Records to process →
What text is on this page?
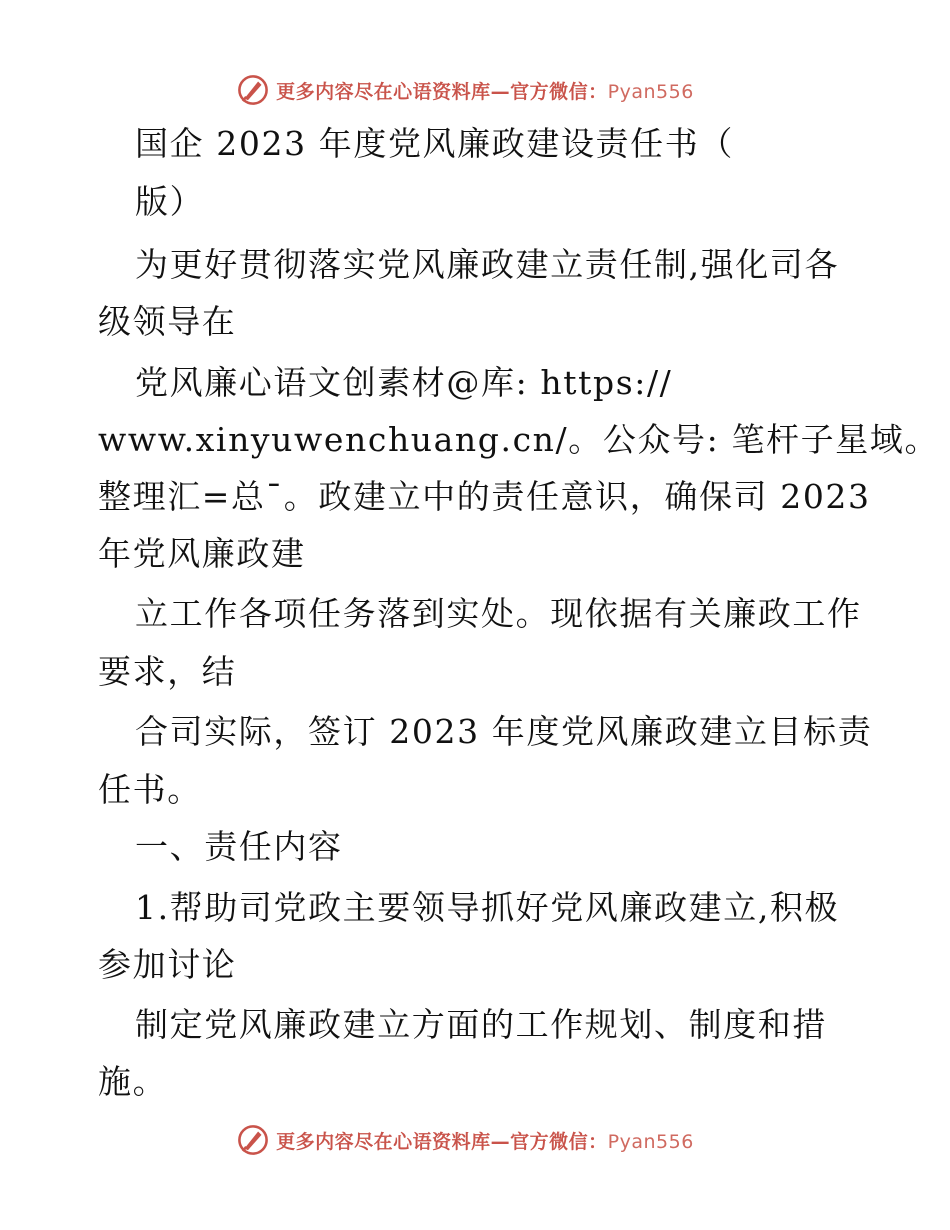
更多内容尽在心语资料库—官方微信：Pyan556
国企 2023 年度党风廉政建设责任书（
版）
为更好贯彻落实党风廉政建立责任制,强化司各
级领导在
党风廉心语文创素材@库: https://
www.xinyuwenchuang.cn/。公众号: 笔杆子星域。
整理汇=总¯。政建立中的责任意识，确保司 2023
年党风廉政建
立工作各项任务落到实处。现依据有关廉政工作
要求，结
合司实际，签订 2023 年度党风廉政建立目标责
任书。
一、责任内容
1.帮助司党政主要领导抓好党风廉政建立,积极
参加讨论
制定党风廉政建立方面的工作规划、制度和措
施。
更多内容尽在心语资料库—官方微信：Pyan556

---

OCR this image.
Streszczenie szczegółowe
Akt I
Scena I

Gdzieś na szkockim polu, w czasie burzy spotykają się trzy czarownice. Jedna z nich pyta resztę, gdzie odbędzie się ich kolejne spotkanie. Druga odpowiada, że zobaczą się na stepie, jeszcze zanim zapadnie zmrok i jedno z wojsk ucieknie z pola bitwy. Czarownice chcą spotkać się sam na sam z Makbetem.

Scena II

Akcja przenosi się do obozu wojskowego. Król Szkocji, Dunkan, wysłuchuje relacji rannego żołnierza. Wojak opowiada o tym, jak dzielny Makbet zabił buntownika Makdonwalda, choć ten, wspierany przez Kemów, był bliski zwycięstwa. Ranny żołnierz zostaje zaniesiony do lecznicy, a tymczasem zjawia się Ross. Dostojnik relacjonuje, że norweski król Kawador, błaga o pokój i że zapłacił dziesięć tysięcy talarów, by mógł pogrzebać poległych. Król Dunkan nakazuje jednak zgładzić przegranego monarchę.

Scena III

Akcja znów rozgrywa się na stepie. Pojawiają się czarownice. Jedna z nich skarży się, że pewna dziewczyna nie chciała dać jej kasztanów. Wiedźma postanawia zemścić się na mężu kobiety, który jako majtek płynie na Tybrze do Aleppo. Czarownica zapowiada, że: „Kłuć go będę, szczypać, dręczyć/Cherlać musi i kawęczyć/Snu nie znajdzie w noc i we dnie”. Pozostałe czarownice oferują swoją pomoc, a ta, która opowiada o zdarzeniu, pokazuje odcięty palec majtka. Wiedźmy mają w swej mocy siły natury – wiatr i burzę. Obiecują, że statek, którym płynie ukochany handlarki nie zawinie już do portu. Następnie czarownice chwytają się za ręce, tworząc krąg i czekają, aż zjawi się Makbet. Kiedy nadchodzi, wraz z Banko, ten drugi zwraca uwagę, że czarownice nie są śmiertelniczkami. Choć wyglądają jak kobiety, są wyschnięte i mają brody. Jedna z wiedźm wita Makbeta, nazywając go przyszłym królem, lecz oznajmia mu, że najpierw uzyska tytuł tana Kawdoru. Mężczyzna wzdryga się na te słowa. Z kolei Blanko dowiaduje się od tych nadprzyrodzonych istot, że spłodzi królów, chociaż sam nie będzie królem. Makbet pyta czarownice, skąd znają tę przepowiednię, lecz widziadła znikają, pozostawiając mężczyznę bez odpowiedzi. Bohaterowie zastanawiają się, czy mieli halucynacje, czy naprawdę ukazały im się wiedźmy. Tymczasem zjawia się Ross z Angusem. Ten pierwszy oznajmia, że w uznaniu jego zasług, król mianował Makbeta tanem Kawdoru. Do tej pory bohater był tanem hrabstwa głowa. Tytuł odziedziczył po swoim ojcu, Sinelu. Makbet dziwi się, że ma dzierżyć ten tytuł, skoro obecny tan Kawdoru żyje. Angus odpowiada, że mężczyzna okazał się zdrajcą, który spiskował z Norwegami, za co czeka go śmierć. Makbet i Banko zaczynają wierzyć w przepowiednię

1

Written task → Locate the word "this" in the records above, and return each line that has it.

Written reply →
What text is on this page?
OCR this image.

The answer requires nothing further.